• _Document text_:
[start]

Sync Kernel in the Kernel Function

Hi,

I noticed that if I do the following:

int i, n;

n = 10000;

for (i = 0; i < n; i++) {

   launch_kernel<<<gridDim, blockDim>>>(in, out, width);

   cudaMemcpy(hout + ii*sizeof(int), out, width*sizeof(int));

}

then the driver crashes on windows (for large n), but not on linux. I think that is because cuda needs to go through the windows api, but I am not 100% sure.

Any ways, is there a way to place this for loop inside the kernel, and sync when all computation is done? It is clear that __syncthreads() would not work, but what will.

thanks

bump

you will have to elaborate a little more about how the kernel works… and what it has to do?

I am trying to make sure that all threads in the grid have completed their task before doing something else. I have something like

__device__ static short allOnes(int * arry, int n) {

	int ii;

	for (ii = 0; ii < n; ii++) {

		if (arry[ii] != 1)

[end]

• _Available data_:
[start]

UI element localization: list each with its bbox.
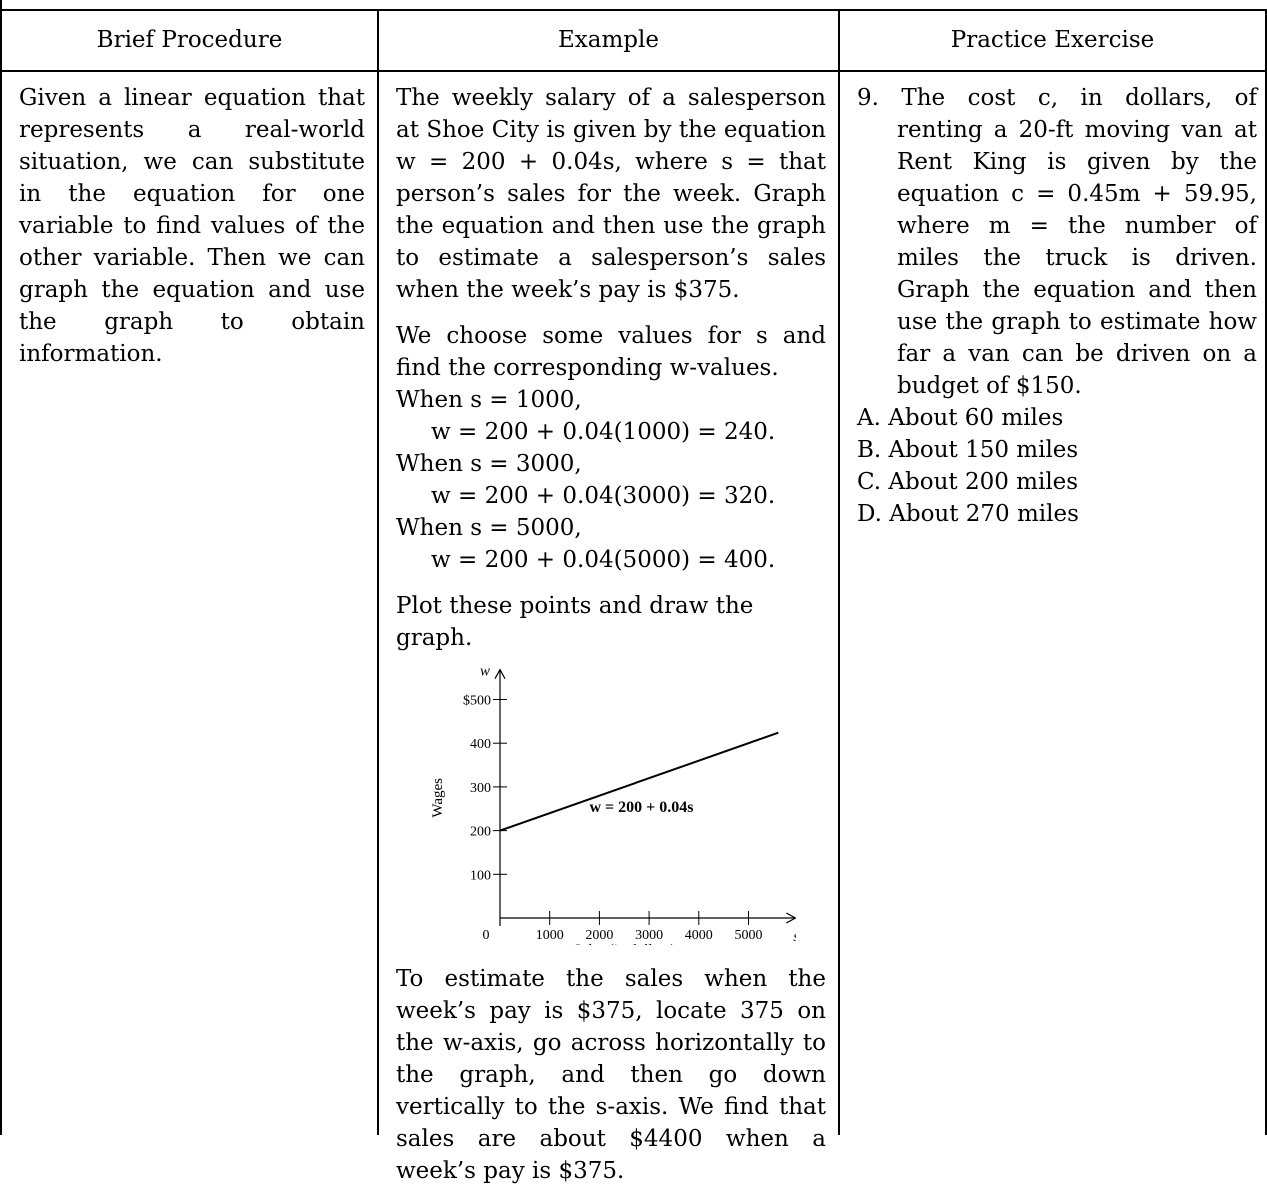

[end]

• _Stated problem A_:
In the CUDA forum thread, list the arguments given in parentheses in the launch_kernel call.
• _Stated problem B_:
Pick up the CUDA forum thread on kernel syncing from its last line and keep writing it.
The listing plays no part in what is asked here.

• _Output A_:
in, out, width

• _Output B_:
			return 0;

	}

	return 1;

}

__global__ static void compute_kernel(int * out, int width, int height, int * lock, int numBlocks) {

	extern __shared__ int buffer[];

	volatile int * lockVol;

	int tx = threadIdx.x, bx = blockIdx.x, dx = blockDim.x;

	int * newSmem = buffer;

	int * oldSmem = &buffer[bx+3];

	int i, index = bx*dx + tx;

	lockVol = lock;

	if (tx == 0) {

		lock[bx] = 0;

		if (bx == 0)

			lock[numBlocks] = 0;

	}

	__syncthreads();

	for (i = 1; i < height; i++) {

		if (i == 1) {

			oldSmem[tx + 1] = index < width ? out[index] : 0;

		} else if (tx == 0) {

			lock[bx] = 1;

			if (allOnes(lock, numBlocks))

				lock[numBlocks] = -1;

			while (lockVol[numBlocks] != -1);

			if (bx == 0)

				lock[numBlocks] = 0;

			while (lockVol[numBlocks] != 0);

			lock[bx] = 0;

		}

		__syncthreads();

		

		if (tx == 0)

			oldSmem[0] = index > 0 ? out[index + (i-1)*width - 1] : 0;

		if (tx == bx-1)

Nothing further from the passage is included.